**Your instructions:**
From the entries below, copy every line holding the word "website".

**Source material:**
▬▬▬▬▬▬

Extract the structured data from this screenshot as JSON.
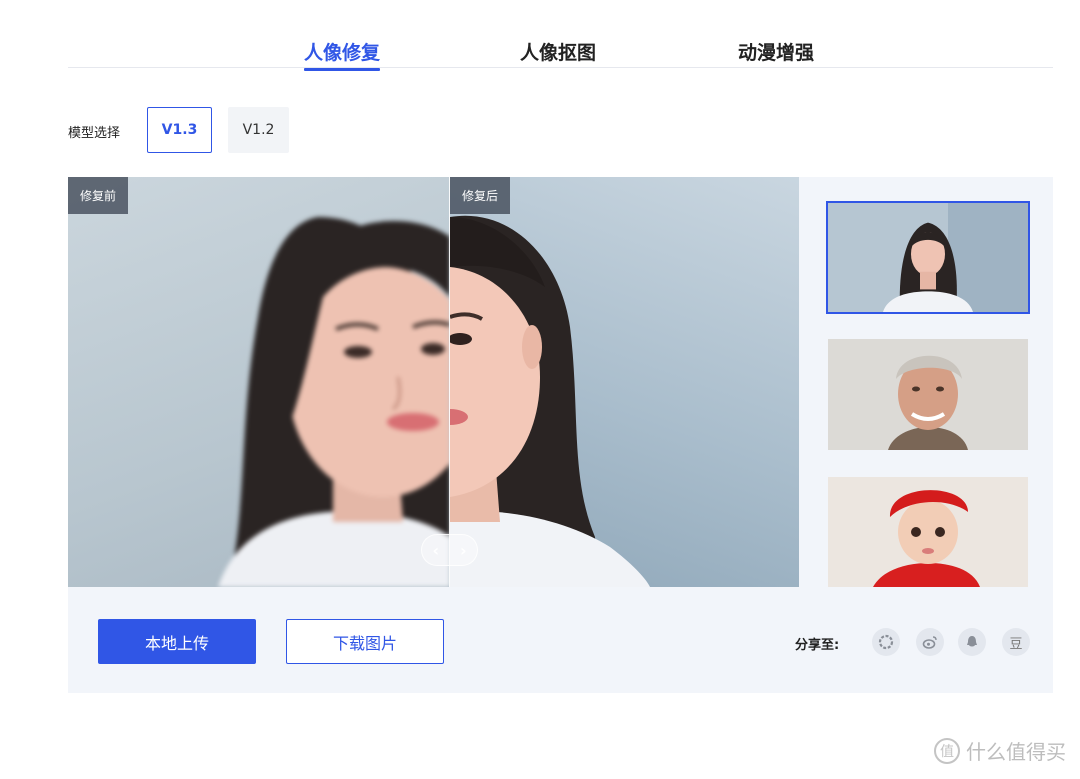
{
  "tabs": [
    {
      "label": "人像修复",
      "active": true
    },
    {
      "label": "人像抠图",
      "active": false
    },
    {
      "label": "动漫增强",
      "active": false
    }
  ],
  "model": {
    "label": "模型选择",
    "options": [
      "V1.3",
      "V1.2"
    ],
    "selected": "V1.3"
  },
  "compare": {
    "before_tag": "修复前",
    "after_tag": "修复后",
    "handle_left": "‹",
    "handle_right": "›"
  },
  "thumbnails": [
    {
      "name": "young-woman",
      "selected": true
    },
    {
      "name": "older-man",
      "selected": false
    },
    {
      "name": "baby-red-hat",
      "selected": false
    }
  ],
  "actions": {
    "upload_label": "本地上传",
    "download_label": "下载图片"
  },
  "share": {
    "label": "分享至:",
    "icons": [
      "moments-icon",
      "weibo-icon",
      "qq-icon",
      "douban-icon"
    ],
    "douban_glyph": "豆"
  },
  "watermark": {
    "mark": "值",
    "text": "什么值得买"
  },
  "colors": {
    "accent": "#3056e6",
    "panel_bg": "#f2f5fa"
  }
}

▬▬▬▬▬▬

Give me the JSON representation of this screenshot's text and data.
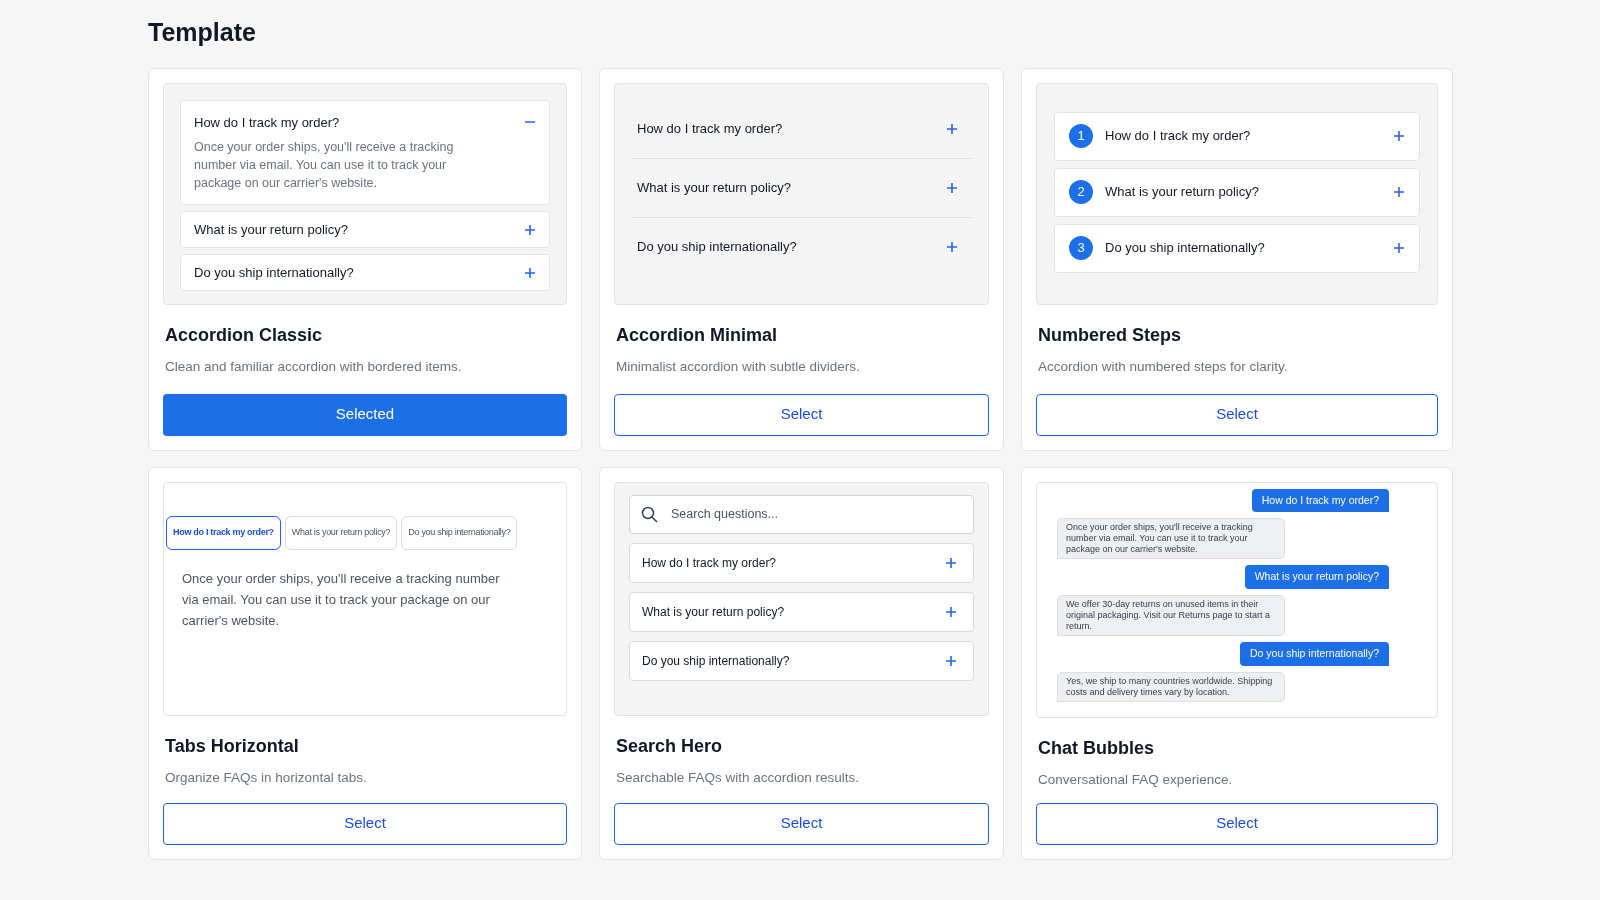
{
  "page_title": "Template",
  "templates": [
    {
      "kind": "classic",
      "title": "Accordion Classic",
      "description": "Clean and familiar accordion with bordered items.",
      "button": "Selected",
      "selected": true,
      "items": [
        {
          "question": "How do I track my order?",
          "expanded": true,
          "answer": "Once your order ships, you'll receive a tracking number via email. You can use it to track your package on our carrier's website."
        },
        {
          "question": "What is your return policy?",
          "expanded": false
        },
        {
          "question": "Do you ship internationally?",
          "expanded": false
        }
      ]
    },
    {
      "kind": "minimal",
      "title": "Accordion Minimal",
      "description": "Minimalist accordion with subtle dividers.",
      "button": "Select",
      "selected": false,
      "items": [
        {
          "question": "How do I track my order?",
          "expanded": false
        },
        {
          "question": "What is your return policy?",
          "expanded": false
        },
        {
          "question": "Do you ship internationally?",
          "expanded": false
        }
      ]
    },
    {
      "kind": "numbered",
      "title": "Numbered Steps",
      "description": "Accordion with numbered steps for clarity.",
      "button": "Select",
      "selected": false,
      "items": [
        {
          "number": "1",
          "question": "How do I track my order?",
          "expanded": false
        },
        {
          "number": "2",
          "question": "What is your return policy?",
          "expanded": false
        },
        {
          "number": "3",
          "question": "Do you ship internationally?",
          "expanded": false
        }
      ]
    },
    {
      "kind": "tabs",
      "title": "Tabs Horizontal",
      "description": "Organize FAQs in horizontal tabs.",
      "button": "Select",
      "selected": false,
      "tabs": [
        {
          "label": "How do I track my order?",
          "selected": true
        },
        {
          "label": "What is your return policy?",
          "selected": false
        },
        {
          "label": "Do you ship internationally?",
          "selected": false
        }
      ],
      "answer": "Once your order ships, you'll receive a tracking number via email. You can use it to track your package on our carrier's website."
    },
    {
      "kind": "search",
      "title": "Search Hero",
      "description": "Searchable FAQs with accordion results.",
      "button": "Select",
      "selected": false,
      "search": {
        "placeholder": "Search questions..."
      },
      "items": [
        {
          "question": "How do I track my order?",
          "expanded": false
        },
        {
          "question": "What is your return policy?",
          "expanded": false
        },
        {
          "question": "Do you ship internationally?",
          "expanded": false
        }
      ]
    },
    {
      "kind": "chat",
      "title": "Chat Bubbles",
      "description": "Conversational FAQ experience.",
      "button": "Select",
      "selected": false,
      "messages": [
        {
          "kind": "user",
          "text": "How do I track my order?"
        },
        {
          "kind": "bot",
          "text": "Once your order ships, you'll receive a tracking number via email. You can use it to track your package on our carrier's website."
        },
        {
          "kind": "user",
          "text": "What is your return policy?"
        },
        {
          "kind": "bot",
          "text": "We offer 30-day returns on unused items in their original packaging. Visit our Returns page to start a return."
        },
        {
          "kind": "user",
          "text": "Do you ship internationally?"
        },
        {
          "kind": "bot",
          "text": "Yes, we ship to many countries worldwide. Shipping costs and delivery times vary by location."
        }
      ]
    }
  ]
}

▬▬▬▬▬▬

**Task result:**
          "answer": "Once your order ships, you'll receive a tracking number via email. You can use it to track your package on our carrier's website."
      "answer": "Once your order ships, you'll receive a tracking number via email. You can use it to track your package on our carrier's website."
          "text": "Once your order ships, you'll receive a tracking number via email. You can use it to track your package on our carrier's website."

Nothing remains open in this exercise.